» **Task directions**: Copy out all lines that hold "system".

» **Extracted material**:
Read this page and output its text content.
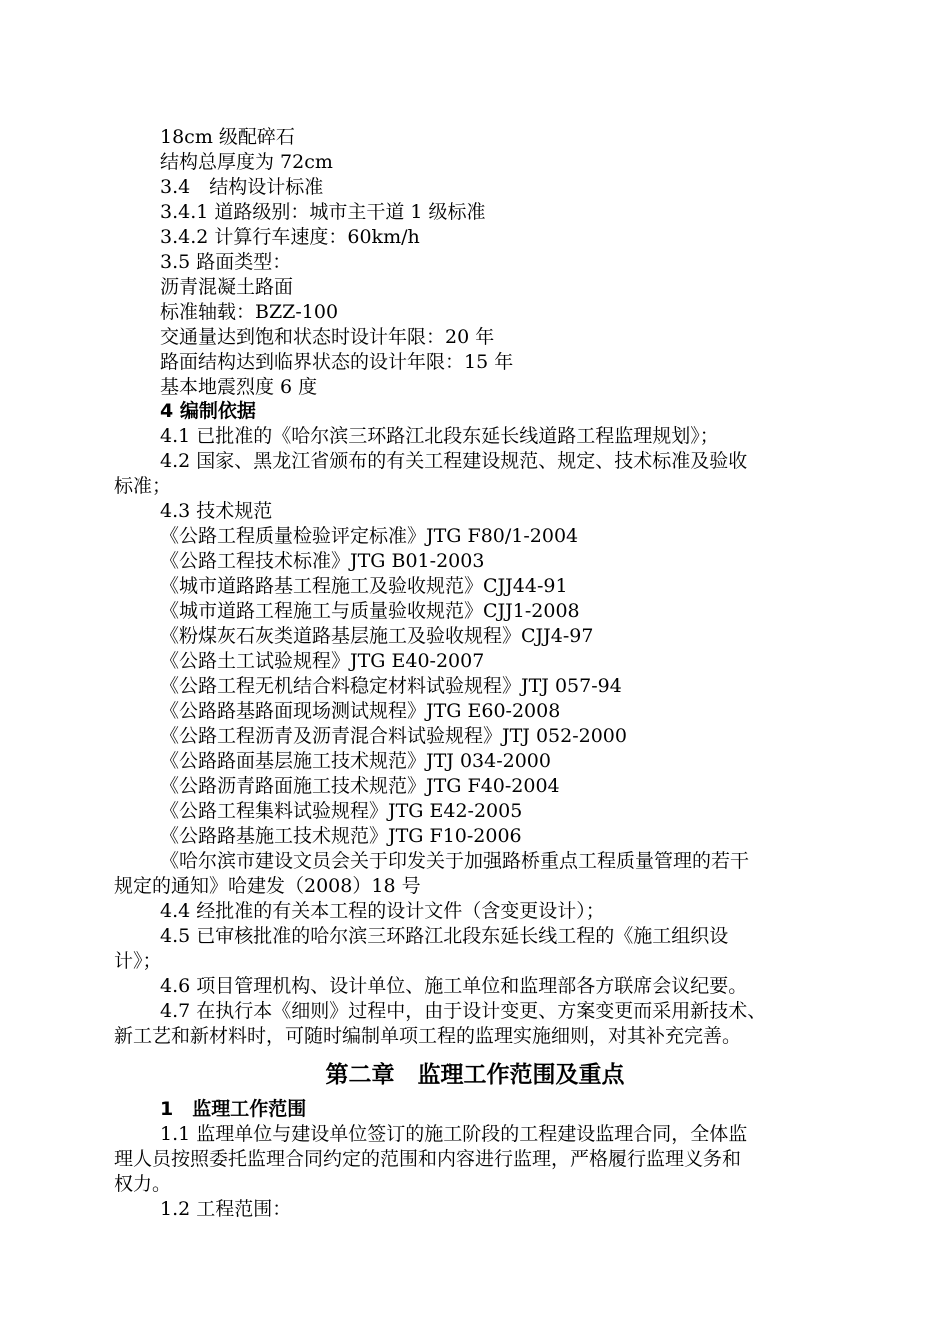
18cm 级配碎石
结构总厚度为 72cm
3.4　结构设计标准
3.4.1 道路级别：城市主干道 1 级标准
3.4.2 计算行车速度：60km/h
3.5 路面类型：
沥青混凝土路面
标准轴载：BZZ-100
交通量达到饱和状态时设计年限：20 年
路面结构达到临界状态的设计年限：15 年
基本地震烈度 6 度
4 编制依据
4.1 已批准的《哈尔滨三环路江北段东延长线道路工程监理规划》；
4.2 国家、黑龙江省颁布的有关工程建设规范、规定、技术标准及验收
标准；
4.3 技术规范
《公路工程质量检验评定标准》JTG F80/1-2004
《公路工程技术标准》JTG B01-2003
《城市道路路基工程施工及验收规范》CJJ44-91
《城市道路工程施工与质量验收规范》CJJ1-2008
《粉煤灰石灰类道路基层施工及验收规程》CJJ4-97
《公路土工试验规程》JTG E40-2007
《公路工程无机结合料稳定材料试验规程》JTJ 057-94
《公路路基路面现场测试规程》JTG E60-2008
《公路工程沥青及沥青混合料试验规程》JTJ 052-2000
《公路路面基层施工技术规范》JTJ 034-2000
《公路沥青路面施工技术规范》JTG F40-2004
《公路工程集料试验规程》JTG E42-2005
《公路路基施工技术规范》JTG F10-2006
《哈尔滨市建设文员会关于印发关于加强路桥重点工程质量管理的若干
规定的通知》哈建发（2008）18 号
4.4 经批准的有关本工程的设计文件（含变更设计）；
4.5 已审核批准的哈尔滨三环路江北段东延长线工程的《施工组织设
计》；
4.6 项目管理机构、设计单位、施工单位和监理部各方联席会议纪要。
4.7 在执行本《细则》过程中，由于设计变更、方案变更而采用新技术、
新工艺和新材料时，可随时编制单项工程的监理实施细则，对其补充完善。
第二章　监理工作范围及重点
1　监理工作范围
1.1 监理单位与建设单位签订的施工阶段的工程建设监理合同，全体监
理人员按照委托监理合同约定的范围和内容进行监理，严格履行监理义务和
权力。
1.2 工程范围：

--

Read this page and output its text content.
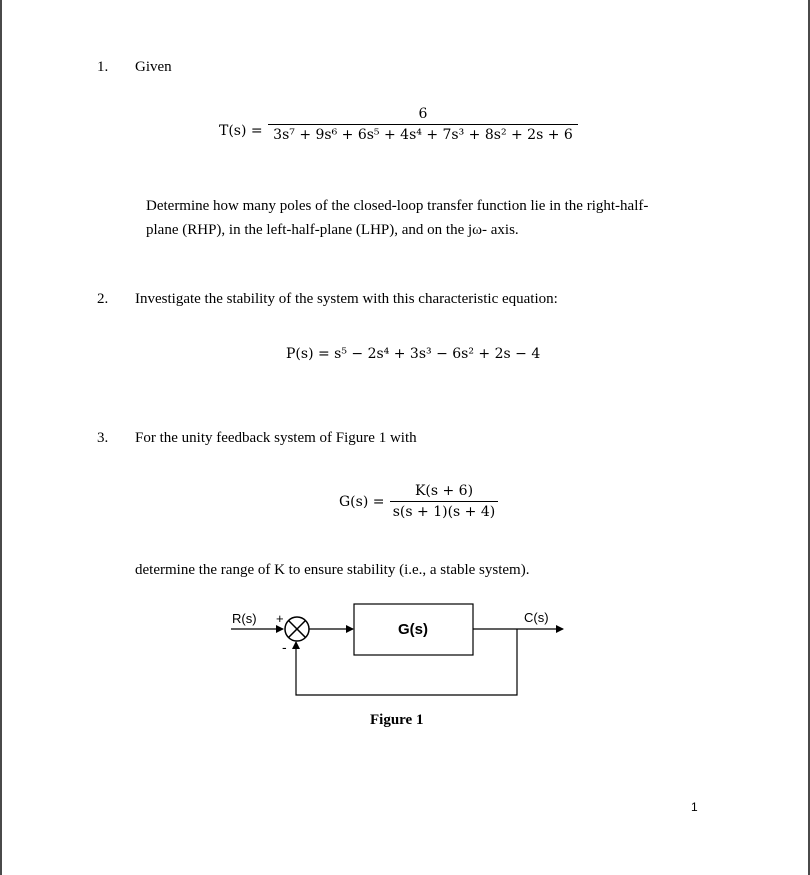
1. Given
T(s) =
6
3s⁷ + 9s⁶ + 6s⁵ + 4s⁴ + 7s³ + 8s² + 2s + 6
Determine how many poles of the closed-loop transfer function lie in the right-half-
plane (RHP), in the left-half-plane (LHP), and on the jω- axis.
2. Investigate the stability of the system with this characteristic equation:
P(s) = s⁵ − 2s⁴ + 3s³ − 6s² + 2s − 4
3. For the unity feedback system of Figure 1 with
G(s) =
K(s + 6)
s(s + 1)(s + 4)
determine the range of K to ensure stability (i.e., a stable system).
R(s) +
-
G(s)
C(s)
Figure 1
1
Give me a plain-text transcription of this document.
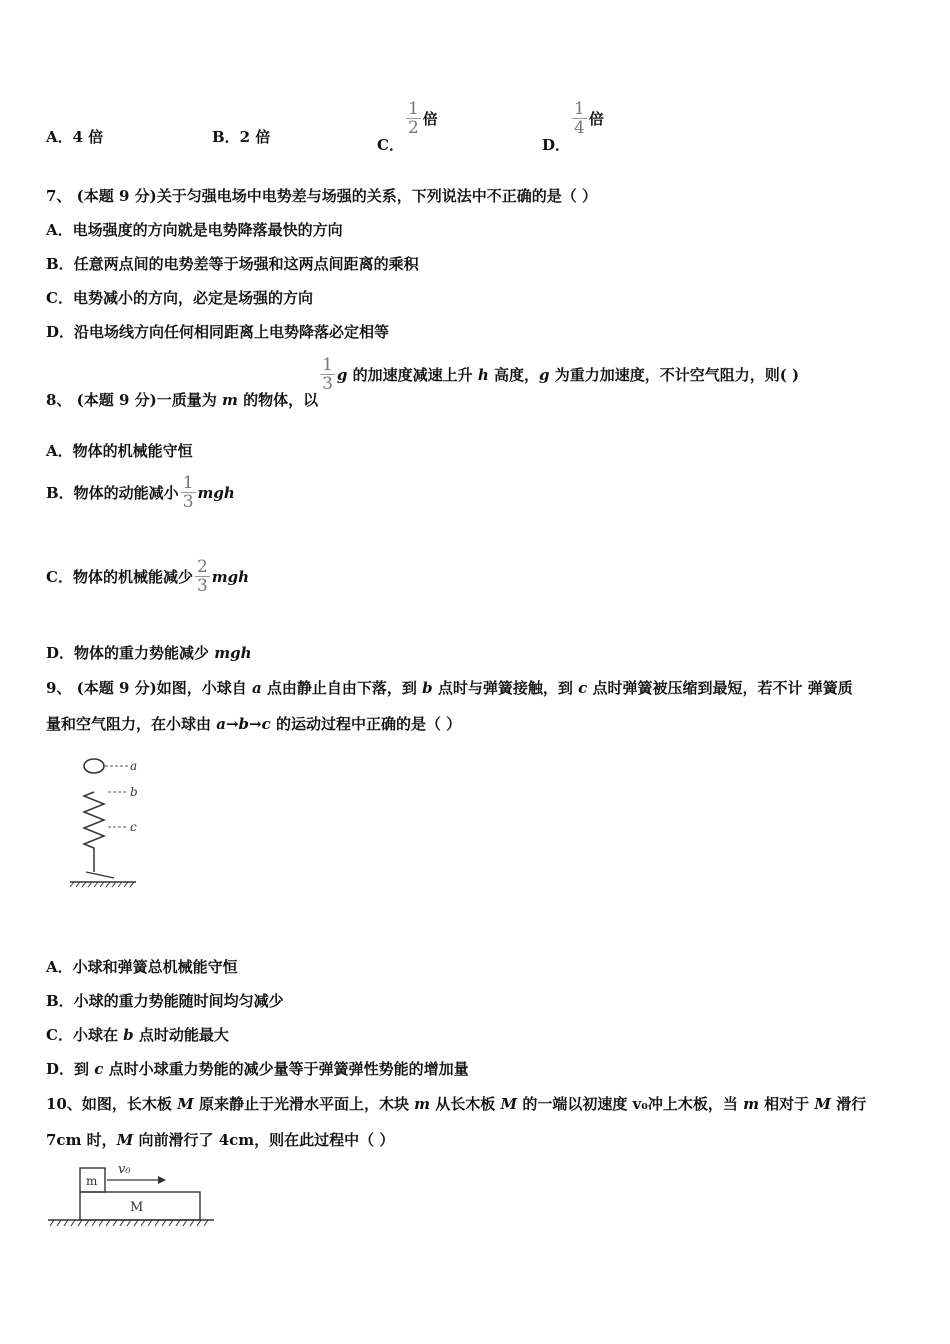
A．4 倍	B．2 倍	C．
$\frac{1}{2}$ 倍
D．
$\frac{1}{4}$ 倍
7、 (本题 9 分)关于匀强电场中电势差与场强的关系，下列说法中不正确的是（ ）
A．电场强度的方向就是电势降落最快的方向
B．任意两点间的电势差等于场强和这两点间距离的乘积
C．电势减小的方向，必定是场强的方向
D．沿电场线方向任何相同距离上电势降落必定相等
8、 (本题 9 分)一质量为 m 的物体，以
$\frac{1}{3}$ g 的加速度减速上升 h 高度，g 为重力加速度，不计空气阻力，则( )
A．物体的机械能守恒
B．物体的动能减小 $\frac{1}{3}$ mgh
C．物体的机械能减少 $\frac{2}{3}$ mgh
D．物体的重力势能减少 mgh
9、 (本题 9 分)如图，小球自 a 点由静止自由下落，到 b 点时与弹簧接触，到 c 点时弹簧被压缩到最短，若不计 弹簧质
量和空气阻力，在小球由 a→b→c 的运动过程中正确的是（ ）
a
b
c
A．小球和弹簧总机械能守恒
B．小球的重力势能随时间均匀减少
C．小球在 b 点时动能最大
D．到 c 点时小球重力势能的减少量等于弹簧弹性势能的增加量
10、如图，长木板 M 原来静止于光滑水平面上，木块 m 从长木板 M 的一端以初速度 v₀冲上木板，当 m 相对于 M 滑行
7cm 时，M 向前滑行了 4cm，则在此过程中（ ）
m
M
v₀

» **Written reply**:
2. Investigate the stability of the system with this characteristic equation:
3. For the unity feedback system of Figure 1 with
determine the range of K to ensure stability (i.e., a stable system).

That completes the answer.